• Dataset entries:
▶
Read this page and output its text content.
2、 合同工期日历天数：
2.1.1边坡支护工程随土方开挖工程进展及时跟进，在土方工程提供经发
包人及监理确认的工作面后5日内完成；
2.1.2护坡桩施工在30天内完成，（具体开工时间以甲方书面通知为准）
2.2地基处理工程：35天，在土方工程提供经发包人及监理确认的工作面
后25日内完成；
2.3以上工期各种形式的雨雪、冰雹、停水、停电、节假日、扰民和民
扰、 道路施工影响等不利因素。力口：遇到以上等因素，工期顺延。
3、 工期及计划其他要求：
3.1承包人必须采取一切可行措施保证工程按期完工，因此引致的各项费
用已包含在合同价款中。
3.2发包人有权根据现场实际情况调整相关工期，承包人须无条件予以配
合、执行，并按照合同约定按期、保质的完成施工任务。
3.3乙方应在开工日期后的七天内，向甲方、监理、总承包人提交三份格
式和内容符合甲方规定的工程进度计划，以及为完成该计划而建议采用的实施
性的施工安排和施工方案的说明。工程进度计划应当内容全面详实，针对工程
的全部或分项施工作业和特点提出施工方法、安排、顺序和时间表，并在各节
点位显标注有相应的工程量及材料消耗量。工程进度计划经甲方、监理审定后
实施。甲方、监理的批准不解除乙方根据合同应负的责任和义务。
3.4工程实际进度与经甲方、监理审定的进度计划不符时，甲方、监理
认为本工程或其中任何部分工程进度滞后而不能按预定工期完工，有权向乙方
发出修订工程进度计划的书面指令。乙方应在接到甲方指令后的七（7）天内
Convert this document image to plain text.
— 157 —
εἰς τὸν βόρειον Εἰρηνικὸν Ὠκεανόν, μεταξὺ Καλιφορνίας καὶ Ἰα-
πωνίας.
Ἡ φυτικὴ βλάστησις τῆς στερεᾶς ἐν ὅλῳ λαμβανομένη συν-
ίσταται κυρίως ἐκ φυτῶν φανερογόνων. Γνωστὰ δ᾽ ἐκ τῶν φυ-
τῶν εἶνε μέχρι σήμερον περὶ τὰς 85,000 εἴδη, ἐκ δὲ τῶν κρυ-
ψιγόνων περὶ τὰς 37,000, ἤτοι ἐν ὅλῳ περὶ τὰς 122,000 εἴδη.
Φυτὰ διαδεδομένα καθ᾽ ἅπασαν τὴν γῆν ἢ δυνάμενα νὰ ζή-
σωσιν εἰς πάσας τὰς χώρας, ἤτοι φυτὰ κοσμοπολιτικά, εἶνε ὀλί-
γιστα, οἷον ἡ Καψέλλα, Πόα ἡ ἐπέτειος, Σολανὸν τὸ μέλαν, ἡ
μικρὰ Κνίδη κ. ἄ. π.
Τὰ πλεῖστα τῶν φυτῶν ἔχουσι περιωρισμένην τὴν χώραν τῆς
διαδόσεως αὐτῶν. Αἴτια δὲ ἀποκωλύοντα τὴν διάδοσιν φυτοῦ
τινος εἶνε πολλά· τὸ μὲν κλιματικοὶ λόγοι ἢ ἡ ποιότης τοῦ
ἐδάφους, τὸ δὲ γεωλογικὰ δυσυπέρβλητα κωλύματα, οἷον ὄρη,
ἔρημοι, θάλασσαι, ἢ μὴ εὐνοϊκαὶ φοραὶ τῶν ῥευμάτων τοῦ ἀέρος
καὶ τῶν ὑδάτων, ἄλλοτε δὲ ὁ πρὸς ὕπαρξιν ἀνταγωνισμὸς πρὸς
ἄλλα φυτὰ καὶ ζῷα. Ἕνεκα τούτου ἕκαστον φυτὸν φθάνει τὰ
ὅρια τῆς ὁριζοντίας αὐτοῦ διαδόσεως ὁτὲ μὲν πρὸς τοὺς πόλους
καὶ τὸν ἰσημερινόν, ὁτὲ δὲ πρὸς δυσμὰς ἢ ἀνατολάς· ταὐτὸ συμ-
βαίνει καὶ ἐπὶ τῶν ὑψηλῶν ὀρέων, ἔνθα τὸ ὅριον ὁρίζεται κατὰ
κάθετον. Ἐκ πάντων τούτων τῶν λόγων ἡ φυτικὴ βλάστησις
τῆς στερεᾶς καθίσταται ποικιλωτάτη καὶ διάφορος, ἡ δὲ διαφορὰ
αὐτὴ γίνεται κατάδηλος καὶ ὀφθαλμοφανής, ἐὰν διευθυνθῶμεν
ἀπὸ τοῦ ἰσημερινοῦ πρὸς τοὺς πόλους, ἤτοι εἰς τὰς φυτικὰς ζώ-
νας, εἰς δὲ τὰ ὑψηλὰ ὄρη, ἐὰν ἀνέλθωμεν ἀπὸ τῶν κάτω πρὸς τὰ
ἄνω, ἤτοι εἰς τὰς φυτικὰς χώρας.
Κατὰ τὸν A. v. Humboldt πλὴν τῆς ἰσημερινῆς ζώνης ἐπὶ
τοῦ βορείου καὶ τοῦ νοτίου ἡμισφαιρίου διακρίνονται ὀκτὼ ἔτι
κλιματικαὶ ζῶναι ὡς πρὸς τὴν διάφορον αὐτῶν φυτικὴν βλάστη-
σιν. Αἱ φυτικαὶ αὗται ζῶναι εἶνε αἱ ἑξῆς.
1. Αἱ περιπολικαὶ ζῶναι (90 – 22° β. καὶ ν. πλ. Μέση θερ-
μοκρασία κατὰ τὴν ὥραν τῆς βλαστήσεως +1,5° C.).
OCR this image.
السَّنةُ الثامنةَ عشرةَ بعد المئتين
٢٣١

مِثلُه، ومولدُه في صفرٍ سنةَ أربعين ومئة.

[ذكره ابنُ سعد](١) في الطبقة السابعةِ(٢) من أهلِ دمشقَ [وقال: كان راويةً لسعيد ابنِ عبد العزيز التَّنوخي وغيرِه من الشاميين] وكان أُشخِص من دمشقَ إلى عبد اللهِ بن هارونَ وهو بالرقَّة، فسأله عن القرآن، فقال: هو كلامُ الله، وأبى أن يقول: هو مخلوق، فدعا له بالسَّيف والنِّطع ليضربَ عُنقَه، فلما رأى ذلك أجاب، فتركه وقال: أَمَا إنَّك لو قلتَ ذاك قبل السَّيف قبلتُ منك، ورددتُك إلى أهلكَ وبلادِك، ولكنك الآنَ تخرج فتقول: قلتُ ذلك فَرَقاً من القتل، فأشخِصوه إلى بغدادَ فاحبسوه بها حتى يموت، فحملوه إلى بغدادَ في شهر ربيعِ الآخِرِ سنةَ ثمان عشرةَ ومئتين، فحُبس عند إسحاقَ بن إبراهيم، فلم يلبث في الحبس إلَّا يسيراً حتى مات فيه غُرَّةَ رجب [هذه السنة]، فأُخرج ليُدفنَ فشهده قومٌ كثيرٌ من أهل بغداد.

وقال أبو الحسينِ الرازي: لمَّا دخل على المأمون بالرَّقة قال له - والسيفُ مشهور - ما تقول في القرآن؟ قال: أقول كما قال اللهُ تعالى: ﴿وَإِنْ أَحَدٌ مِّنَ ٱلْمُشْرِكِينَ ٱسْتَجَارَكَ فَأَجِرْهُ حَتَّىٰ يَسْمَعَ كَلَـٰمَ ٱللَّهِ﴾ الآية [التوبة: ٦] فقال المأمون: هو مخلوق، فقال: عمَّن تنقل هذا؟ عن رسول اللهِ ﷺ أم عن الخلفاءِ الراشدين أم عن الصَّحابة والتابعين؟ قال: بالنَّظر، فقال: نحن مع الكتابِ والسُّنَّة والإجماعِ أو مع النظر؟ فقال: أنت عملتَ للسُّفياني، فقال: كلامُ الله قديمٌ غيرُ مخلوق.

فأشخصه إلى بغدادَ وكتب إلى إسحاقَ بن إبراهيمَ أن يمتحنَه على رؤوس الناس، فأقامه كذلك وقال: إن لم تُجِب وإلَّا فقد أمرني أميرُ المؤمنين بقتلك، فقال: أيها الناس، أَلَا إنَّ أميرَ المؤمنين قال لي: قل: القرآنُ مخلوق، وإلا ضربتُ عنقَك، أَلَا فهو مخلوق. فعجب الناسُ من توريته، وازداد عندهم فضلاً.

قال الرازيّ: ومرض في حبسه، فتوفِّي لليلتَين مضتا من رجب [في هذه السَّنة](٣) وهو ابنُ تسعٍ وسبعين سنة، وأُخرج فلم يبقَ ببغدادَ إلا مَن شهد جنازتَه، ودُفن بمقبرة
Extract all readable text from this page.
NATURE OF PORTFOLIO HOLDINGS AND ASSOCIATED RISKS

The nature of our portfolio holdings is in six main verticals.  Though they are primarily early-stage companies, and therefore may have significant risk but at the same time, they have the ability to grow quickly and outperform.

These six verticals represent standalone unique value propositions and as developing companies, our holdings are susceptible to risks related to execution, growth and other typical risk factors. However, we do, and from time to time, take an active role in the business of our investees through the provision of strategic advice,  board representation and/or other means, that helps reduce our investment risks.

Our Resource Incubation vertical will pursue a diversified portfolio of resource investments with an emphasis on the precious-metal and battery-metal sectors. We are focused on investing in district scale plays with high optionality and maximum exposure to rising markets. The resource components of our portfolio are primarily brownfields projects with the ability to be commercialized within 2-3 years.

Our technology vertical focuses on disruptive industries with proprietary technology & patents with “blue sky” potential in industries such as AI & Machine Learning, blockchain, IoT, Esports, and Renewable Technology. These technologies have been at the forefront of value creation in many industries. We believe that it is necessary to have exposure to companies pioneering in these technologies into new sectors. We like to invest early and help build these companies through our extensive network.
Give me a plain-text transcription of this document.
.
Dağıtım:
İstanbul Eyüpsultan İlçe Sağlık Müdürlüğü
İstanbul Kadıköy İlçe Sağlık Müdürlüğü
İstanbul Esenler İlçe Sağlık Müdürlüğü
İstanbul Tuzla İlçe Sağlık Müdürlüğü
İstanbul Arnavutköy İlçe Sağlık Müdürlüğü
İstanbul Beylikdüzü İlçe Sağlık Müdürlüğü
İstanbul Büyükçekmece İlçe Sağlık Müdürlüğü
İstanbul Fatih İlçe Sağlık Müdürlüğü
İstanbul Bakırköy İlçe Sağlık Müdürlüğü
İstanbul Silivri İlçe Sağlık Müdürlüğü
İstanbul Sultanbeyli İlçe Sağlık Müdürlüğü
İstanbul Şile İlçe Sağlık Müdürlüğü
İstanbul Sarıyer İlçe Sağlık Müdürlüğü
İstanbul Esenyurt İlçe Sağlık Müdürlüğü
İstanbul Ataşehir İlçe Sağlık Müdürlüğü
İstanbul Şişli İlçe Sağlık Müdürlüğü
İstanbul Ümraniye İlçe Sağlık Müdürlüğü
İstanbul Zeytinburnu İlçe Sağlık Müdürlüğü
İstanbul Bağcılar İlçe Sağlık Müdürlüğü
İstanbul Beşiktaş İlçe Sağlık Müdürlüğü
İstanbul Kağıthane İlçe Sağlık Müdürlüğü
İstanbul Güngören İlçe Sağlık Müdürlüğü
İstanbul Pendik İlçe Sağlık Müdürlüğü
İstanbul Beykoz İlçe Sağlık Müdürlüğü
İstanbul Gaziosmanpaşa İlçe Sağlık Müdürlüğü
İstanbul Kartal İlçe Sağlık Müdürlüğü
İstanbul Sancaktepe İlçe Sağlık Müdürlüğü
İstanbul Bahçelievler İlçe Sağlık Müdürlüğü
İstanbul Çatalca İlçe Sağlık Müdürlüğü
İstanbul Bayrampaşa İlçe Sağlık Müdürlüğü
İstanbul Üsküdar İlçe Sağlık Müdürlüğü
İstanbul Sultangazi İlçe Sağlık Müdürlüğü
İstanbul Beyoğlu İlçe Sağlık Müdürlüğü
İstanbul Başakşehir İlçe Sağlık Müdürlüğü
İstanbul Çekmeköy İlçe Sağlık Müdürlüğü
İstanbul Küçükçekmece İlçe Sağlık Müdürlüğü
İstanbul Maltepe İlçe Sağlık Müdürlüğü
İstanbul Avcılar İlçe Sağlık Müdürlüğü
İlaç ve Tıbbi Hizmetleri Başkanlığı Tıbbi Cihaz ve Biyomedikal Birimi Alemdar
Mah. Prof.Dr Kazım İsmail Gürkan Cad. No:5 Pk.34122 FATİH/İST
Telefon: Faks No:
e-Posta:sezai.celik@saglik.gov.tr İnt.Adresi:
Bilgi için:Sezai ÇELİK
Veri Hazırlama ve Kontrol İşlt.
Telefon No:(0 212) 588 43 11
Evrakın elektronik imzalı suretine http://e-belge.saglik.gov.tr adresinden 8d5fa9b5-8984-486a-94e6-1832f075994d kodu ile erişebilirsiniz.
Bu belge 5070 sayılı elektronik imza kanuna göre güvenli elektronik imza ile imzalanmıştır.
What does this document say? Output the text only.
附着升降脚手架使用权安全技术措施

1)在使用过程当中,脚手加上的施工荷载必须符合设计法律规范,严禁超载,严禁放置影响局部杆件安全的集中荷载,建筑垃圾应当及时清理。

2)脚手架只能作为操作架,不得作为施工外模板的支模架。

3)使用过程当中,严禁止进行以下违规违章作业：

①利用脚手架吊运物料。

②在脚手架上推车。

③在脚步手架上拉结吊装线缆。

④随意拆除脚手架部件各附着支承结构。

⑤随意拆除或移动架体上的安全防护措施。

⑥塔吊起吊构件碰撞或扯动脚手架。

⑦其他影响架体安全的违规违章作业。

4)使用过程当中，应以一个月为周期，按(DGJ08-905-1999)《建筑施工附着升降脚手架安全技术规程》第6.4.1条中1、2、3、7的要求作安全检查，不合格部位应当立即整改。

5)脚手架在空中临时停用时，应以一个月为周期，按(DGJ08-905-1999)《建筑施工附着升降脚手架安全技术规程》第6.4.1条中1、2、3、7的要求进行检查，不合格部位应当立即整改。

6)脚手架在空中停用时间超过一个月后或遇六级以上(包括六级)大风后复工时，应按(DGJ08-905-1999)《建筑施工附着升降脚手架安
◀
For the material, find the number of lines holding the word "this" and give that figure and nothing more.

6